***** Provided data *****

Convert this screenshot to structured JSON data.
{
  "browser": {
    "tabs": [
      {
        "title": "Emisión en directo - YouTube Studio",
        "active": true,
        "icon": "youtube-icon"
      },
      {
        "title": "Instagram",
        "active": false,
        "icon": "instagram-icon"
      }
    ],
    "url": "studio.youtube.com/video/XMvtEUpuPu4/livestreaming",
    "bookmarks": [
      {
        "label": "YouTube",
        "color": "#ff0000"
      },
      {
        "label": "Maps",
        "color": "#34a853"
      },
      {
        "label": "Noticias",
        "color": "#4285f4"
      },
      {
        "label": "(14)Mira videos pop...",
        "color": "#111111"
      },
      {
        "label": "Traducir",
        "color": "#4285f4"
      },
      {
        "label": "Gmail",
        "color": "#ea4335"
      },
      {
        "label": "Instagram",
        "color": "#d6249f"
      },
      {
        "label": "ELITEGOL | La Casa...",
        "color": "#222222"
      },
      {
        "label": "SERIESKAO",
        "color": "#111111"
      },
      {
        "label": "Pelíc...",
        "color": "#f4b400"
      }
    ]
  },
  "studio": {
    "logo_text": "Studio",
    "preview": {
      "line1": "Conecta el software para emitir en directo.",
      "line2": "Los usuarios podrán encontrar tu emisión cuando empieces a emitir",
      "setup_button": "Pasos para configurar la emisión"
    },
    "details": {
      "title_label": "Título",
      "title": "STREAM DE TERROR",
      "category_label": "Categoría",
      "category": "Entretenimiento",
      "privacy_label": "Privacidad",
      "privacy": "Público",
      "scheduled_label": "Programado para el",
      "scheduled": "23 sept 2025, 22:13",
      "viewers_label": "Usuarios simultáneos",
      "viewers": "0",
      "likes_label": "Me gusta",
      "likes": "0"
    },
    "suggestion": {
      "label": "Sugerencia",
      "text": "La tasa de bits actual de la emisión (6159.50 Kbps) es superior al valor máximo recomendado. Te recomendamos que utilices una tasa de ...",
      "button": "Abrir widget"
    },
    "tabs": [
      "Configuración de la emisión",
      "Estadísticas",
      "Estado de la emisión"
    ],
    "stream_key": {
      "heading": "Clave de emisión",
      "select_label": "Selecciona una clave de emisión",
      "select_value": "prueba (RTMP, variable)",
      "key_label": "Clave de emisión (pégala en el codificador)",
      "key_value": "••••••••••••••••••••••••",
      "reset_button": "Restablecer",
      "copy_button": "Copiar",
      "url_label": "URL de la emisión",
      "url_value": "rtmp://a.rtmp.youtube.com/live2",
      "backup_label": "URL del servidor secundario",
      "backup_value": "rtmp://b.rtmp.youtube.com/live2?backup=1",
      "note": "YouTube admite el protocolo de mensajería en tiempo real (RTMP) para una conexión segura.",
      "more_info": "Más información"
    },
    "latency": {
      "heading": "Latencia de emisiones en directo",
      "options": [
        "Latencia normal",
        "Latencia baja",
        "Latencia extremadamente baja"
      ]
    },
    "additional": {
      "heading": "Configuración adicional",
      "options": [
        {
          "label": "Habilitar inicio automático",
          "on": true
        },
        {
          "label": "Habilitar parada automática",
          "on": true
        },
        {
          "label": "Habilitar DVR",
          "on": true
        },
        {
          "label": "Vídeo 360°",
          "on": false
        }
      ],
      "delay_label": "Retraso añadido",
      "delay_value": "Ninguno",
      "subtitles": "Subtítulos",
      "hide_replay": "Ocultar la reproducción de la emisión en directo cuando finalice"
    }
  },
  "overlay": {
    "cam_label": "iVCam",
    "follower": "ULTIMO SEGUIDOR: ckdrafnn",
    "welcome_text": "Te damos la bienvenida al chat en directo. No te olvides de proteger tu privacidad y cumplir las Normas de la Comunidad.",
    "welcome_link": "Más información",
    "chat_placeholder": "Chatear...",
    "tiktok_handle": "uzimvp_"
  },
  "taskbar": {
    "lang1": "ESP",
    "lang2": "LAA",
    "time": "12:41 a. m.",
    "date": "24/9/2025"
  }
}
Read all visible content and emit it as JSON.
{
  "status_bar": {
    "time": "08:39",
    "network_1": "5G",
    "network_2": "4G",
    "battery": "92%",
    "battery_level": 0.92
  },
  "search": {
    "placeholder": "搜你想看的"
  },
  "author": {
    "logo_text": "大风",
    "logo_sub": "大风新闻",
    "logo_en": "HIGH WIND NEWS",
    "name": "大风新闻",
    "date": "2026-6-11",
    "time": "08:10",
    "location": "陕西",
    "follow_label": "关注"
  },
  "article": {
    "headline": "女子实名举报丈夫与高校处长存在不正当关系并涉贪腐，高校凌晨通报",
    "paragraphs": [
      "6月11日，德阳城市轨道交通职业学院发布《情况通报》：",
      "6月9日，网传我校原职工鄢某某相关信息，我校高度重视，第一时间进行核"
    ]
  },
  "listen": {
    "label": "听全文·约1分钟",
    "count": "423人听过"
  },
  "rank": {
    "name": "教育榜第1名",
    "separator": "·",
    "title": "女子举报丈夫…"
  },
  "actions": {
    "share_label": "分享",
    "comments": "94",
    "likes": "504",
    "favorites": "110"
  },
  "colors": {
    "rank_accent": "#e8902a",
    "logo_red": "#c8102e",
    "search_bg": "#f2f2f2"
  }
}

*****

### Task goal
Count the lines in the records above that contain the word "baja", and give only the number.

### Final result
2